> _READING TEXT_
## start

Run in Colab Download notebook

In [ ]:

# Install required packages
!pip install --upgrade --quiet playwright
!pip install --upgrade --quiet beautifulsoup4
!pip install --upgrade --quiet lxml
!pip install --upgrade --quiet html5lib
!pip install --upgrade --quiet pandas
!pip install --upgrade --quiet nest_asyncio

print('✓ Packages installed!')

Slides: browser-automation.pdf

In this example we are going to scrape board actions from the North Carolina State Bar Discipline Orders. Unlike last time, we're doing to be downloading a bunch of PDFs with details!

Traditionally Python programmers use BeautifulSoup to scrape content from the interent. Instead of being traditional, we're going to use Playwright, a browser automation tool! This means you actually control the browser! Filling out forms, clicking buttons, downloading documents... it's magic!!!✨✨✨

North Carolina State Bar Disclipline Orders¶

Filling out text inputs
Inspecting the page
Looping through inputs
Pagination
Downloading PDFs (using Firefox)

## end

According to the notebook on scraping North Carolina State Bar discipline orders, which browser automation tool is used in place of BeautifulSoup?

> _DATA LINES_
## start

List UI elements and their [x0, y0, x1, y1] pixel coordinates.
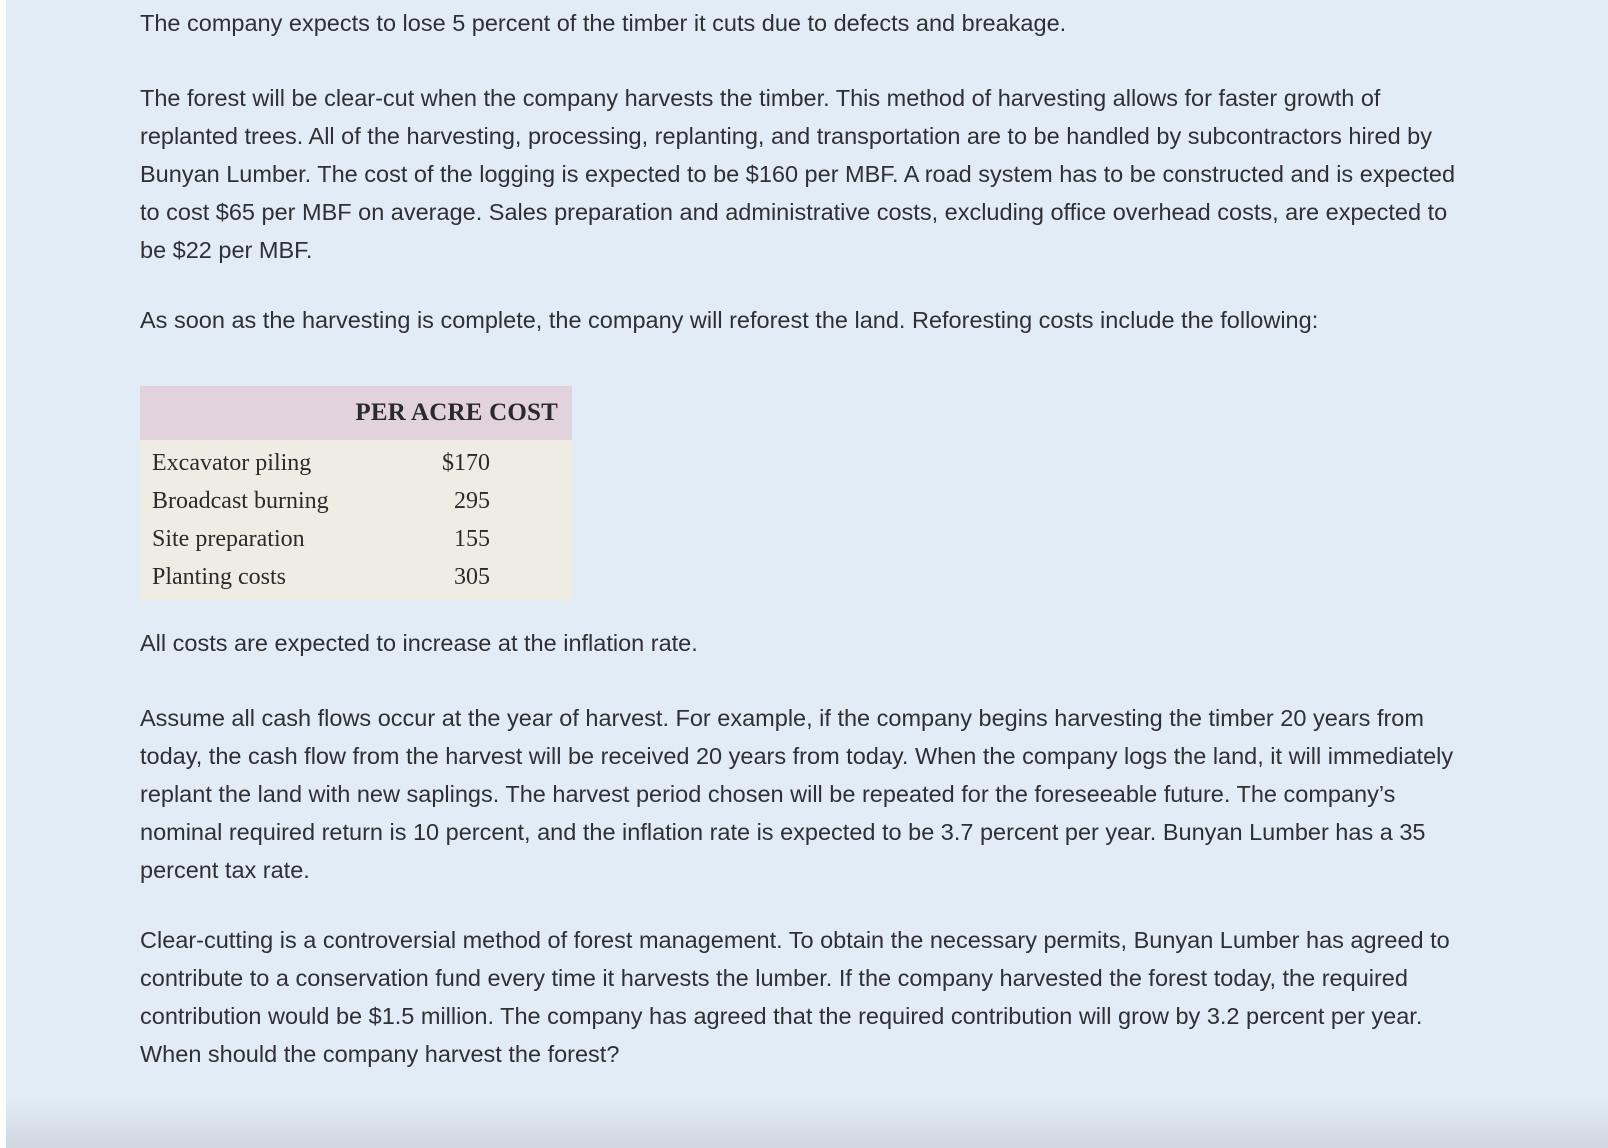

## end

> _THE ANSWER_
Playwright.